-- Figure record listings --
BEGIN

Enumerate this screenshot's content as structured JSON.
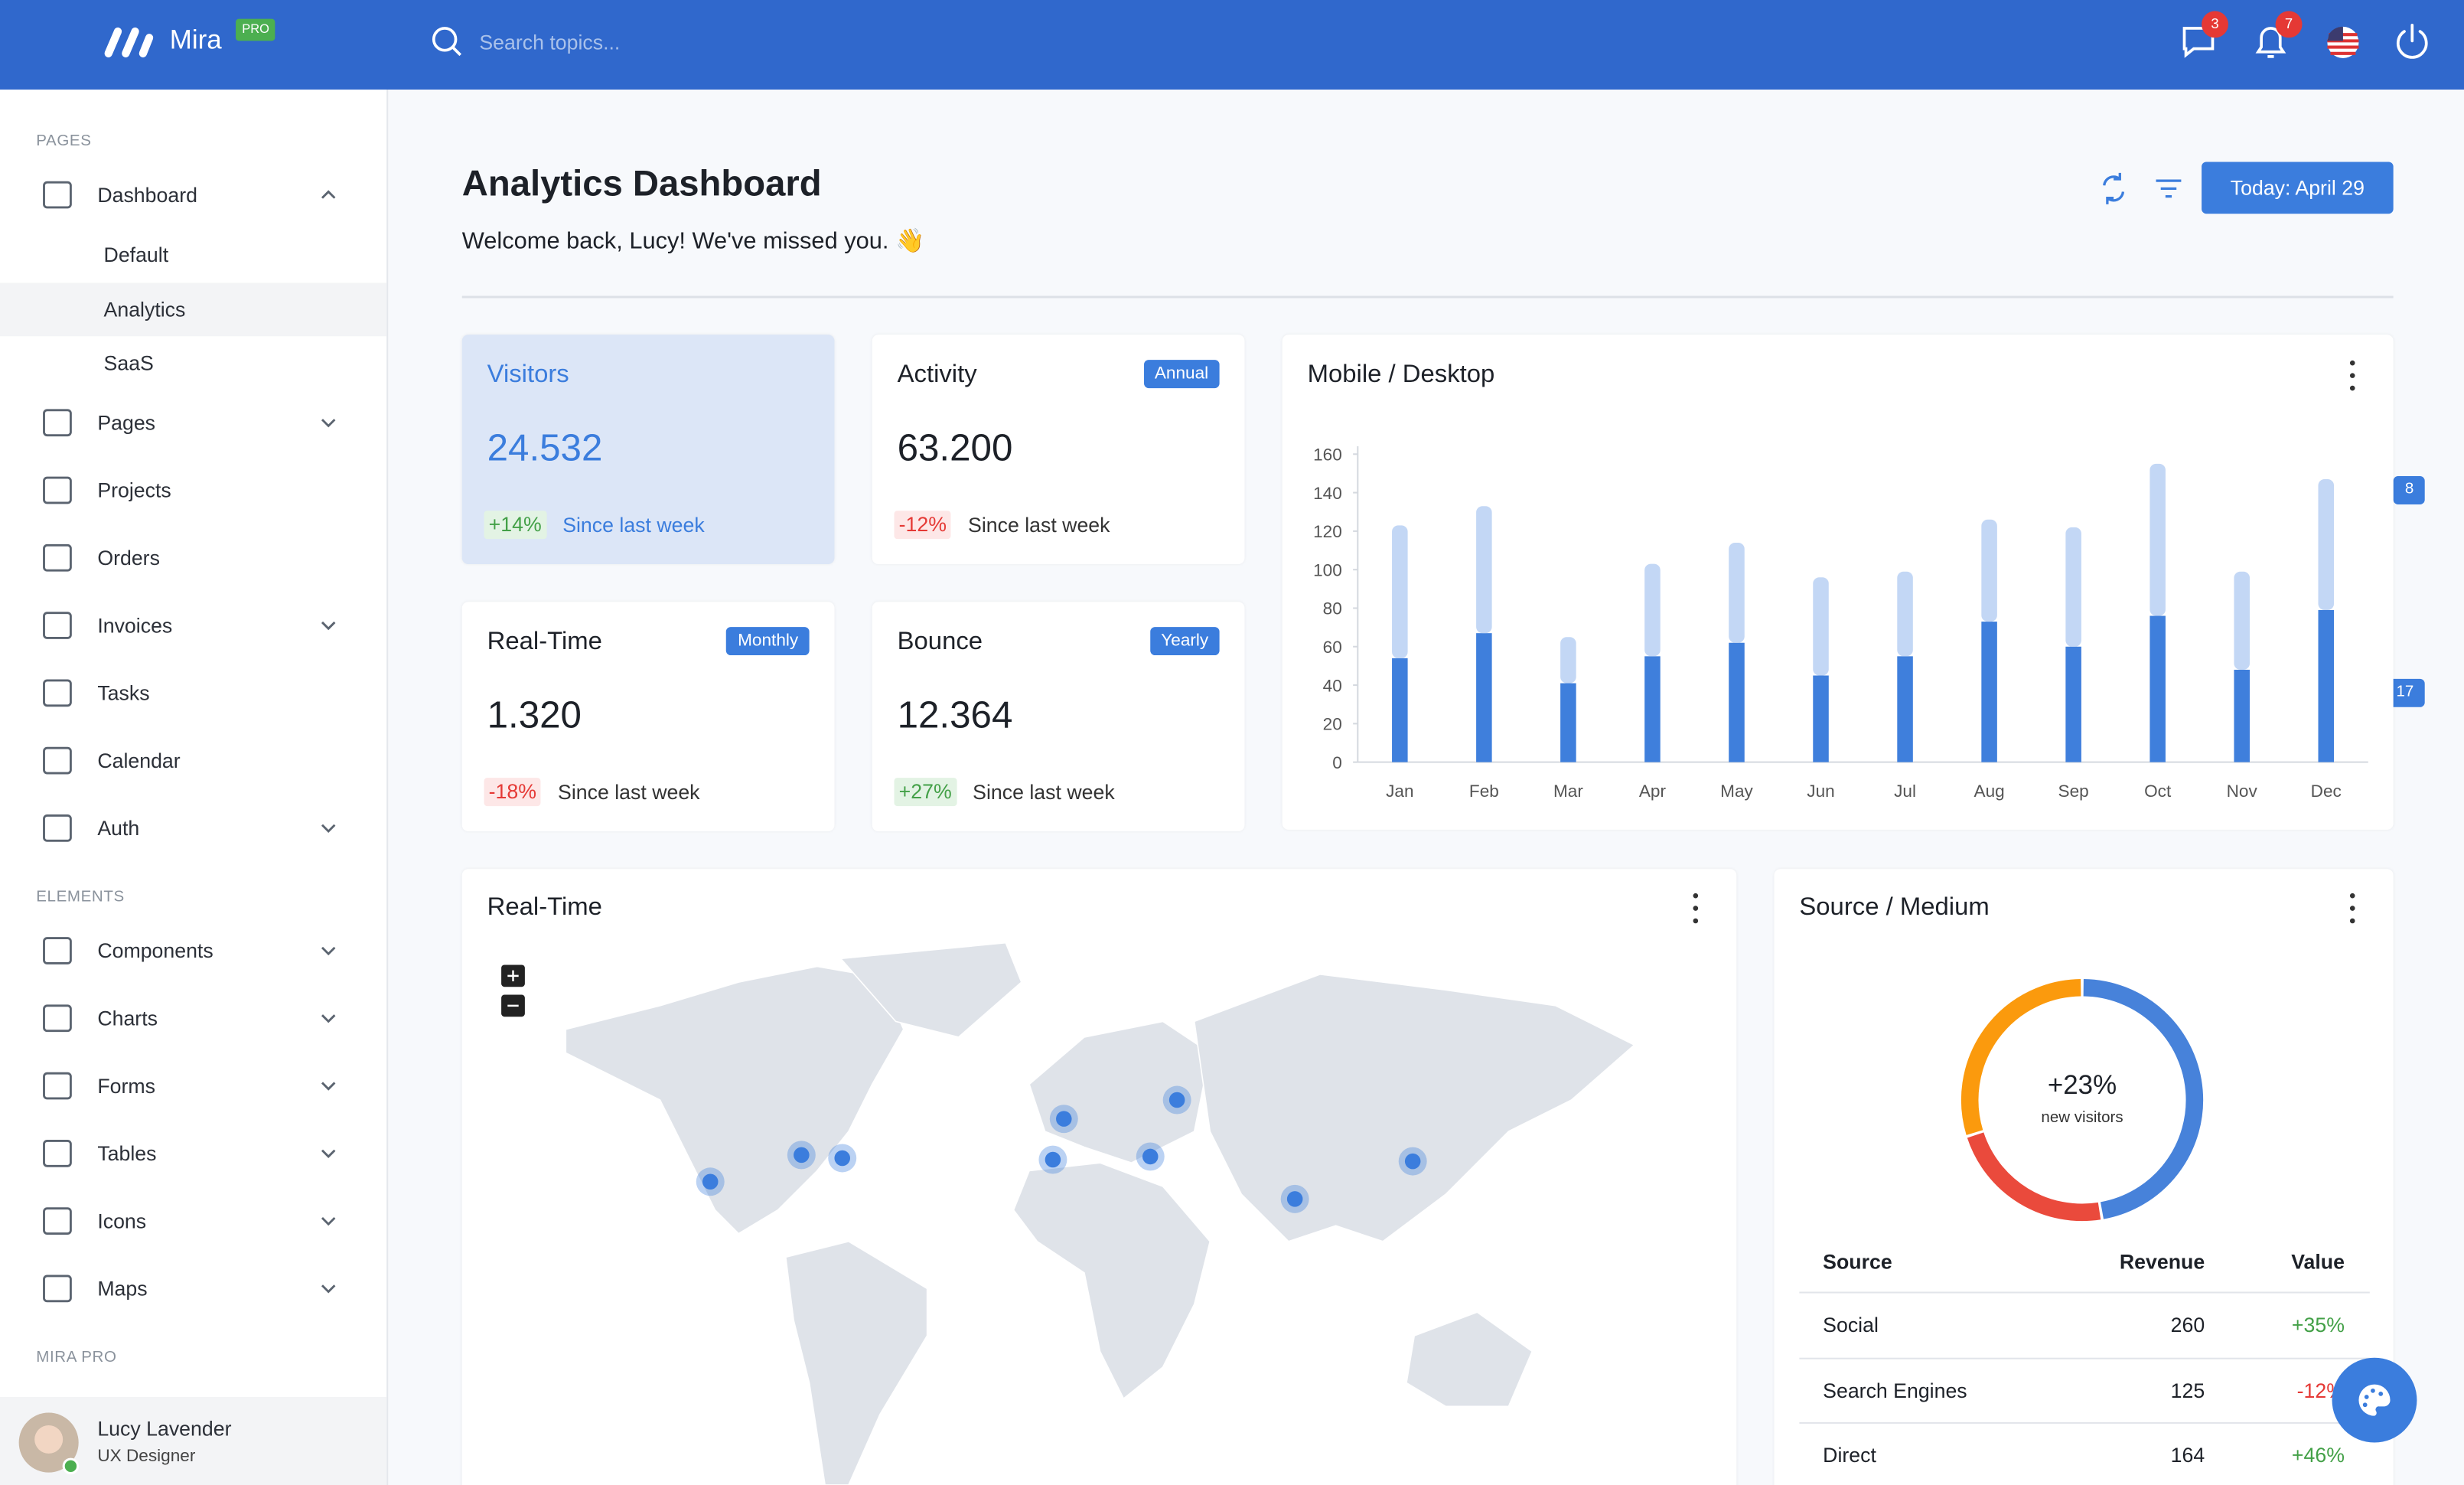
{
  "header": {
    "brand": "Mira",
    "badge": "PRO",
    "search_placeholder": "Search topics...",
    "messages_count": "3",
    "notifications_count": "7"
  },
  "sidebar": {
    "sections": [
      {
        "title": "PAGES",
        "items": [
          {
            "label": "Dashboard",
            "expandable": true,
            "open": true,
            "children": [
              "Default",
              "Analytics",
              "SaaS"
            ],
            "active_child": 1
          },
          {
            "label": "Pages",
            "expandable": true
          },
          {
            "label": "Projects",
            "badge": "8"
          },
          {
            "label": "Orders"
          },
          {
            "label": "Invoices",
            "expandable": true
          },
          {
            "label": "Tasks",
            "badge": "17"
          },
          {
            "label": "Calendar"
          },
          {
            "label": "Auth",
            "expandable": true
          }
        ]
      },
      {
        "title": "ELEMENTS",
        "items": [
          {
            "label": "Components",
            "expandable": true
          },
          {
            "label": "Charts",
            "expandable": true
          },
          {
            "label": "Forms",
            "expandable": true
          },
          {
            "label": "Tables",
            "expandable": true
          },
          {
            "label": "Icons",
            "expandable": true
          },
          {
            "label": "Maps",
            "expandable": true
          }
        ]
      },
      {
        "title": "MIRA PRO",
        "items": []
      }
    ],
    "user": {
      "name": "Lucy Lavender",
      "role": "UX Designer"
    }
  },
  "page": {
    "title": "Analytics Dashboard",
    "subtitle": "Welcome back, Lucy! We've missed you. 👋",
    "date_button": "Today: April 29"
  },
  "stats": [
    {
      "title": "Visitors",
      "value": "24.532",
      "change": "+14%",
      "period": "Since last week",
      "highlight": true
    },
    {
      "title": "Activity",
      "tag": "Annual",
      "value": "63.200",
      "change": "-12%",
      "period": "Since last week"
    },
    {
      "title": "Real-Time",
      "tag": "Monthly",
      "value": "1.320",
      "change": "-18%",
      "period": "Since last week"
    },
    {
      "title": "Bounce",
      "tag": "Yearly",
      "value": "12.364",
      "change": "+27%",
      "period": "Since last week"
    }
  ],
  "chart_data": {
    "type": "bar",
    "stacked": true,
    "title": "Mobile / Desktop",
    "categories": [
      "Jan",
      "Feb",
      "Mar",
      "Apr",
      "May",
      "Jun",
      "Jul",
      "Aug",
      "Sep",
      "Oct",
      "Nov",
      "Dec"
    ],
    "series": [
      {
        "color": "#3f7fdc",
        "values": [
          54,
          67,
          41,
          55,
          62,
          45,
          55,
          73,
          60,
          76,
          48,
          79
        ]
      },
      {
        "color": "#c3d7f5",
        "values": [
          69,
          66,
          24,
          48,
          52,
          51,
          44,
          53,
          62,
          79,
          51,
          68
        ]
      }
    ],
    "ylim": [
      0,
      160
    ],
    "yticks": [
      0,
      20,
      40,
      60,
      80,
      100,
      120,
      140,
      160
    ],
    "grid": false
  },
  "realtime_map": {
    "title": "Real-Time"
  },
  "source_medium": {
    "title": "Source / Medium",
    "center_value": "+23%",
    "center_label": "new visitors",
    "columns": [
      "Source",
      "Revenue",
      "Value"
    ],
    "rows": [
      [
        "Social",
        260,
        "+35%"
      ],
      [
        "Search Engines",
        125,
        "-12%"
      ],
      [
        "Direct",
        164,
        "+46%"
      ]
    ],
    "colors": [
      "#4782da",
      "#ea4a3c",
      "#fb9a0d"
    ]
  }
}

END

-- GIVEN EXERCISE --
Quote the entries above word for word. Leave the images out.

-- FINISHED EXERCISE --
Enumerate this screenshot's content as structured JSON.
{
  "header": {
    "brand": "Mira",
    "badge": "PRO",
    "search_placeholder": "Search topics...",
    "messages_count": "3",
    "notifications_count": "7"
  },
  "sidebar": {
    "sections": [
      {
        "title": "PAGES",
        "items": [
          {
            "label": "Dashboard",
            "expandable": true,
            "open": true,
            "children": [
              "Default",
              "Analytics",
              "SaaS"
            ],
            "active_child": 1
          },
          {
            "label": "Pages",
            "expandable": true
          },
          {
            "label": "Projects",
            "badge": "8"
          },
          {
            "label": "Orders"
          },
          {
            "label": "Invoices",
            "expandable": true
          },
          {
            "label": "Tasks",
            "badge": "17"
          },
          {
            "label": "Calendar"
          },
          {
            "label": "Auth",
            "expandable": true
          }
        ]
      },
      {
        "title": "ELEMENTS",
        "items": [
          {
            "label": "Components",
            "expandable": true
          },
          {
            "label": "Charts",
            "expandable": true
          },
          {
            "label": "Forms",
            "expandable": true
          },
          {
            "label": "Tables",
            "expandable": true
          },
          {
            "label": "Icons",
            "expandable": true
          },
          {
            "label": "Maps",
            "expandable": true
          }
        ]
      },
      {
        "title": "MIRA PRO",
        "items": []
      }
    ],
    "user": {
      "name": "Lucy Lavender",
      "role": "UX Designer"
    }
  },
  "page": {
    "title": "Analytics Dashboard",
    "subtitle": "Welcome back, Lucy! We've missed you. 👋",
    "date_button": "Today: April 29"
  },
  "stats": [
    {
      "title": "Visitors",
      "value": "24.532",
      "change": "+14%",
      "period": "Since last week",
      "highlight": true
    },
    {
      "title": "Activity",
      "tag": "Annual",
      "value": "63.200",
      "change": "-12%",
      "period": "Since last week"
    },
    {
      "title": "Real-Time",
      "tag": "Monthly",
      "value": "1.320",
      "change": "-18%",
      "period": "Since last week"
    },
    {
      "title": "Bounce",
      "tag": "Yearly",
      "value": "12.364",
      "change": "+27%",
      "period": "Since last week"
    }
  ],
  "chart_data": {
    "type": "bar",
    "stacked": true,
    "title": "Mobile / Desktop",
    "categories": [
      "Jan",
      "Feb",
      "Mar",
      "Apr",
      "May",
      "Jun",
      "Jul",
      "Aug",
      "Sep",
      "Oct",
      "Nov",
      "Dec"
    ],
    "series": [
      {
        "color": "#3f7fdc",
        "values": [
          54,
          67,
          41,
          55,
          62,
          45,
          55,
          73,
          60,
          76,
          48,
          79
        ]
      },
      {
        "color": "#c3d7f5",
        "values": [
          69,
          66,
          24,
          48,
          52,
          51,
          44,
          53,
          62,
          79,
          51,
          68
        ]
      }
    ],
    "ylim": [
      0,
      160
    ],
    "yticks": [
      0,
      20,
      40,
      60,
      80,
      100,
      120,
      140,
      160
    ],
    "grid": false
  },
  "realtime_map": {
    "title": "Real-Time"
  },
  "source_medium": {
    "title": "Source / Medium",
    "center_value": "+23%",
    "center_label": "new visitors",
    "columns": [
      "Source",
      "Revenue",
      "Value"
    ],
    "rows": [
      [
        "Social",
        260,
        "+35%"
      ],
      [
        "Search Engines",
        125,
        "-12%"
      ],
      [
        "Direct",
        164,
        "+46%"
      ]
    ],
    "colors": [
      "#4782da",
      "#ea4a3c",
      "#fb9a0d"
    ]
  }
}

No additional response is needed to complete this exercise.